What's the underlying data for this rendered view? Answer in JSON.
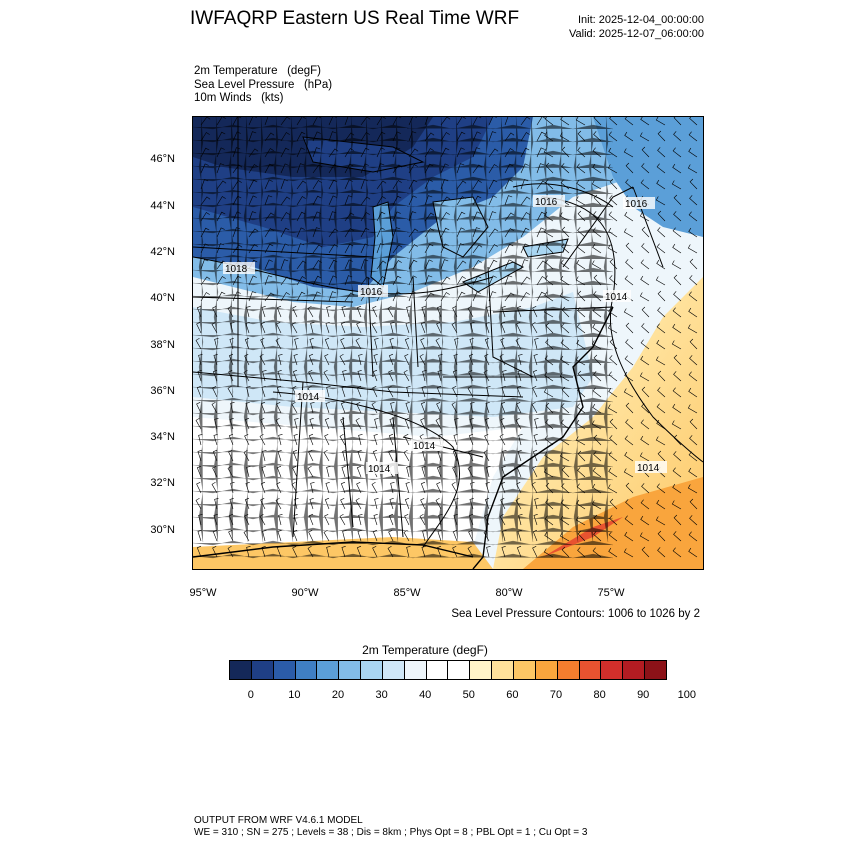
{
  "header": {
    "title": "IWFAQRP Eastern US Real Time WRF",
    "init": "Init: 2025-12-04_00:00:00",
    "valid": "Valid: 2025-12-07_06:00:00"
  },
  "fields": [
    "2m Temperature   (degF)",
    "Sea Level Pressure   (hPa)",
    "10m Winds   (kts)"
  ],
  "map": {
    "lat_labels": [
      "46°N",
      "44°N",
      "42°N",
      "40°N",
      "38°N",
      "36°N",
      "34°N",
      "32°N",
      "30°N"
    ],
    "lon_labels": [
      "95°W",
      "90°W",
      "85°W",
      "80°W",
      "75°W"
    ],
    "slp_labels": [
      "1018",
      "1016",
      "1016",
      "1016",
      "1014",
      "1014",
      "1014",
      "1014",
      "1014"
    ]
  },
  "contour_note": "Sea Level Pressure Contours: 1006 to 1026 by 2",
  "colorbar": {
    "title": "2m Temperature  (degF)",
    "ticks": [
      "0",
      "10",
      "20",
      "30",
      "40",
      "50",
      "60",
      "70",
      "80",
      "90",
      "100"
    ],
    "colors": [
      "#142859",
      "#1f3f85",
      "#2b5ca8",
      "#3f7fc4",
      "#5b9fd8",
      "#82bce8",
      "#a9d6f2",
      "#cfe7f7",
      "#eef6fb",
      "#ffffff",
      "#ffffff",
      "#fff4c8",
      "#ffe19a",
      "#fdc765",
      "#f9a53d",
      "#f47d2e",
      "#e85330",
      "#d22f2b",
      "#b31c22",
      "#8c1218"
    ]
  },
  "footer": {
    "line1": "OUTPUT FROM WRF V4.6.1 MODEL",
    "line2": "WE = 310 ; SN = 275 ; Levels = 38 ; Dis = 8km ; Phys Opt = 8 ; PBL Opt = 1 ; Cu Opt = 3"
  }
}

########

AIM:
Extract every line above that contains the word "Pressure".

RESULT FOR THIS TASK:
    "Sea Level Pressure   (hPa)",
  "contour_note": "Sea Level Pressure Contours: 1006 to 1026 by 2",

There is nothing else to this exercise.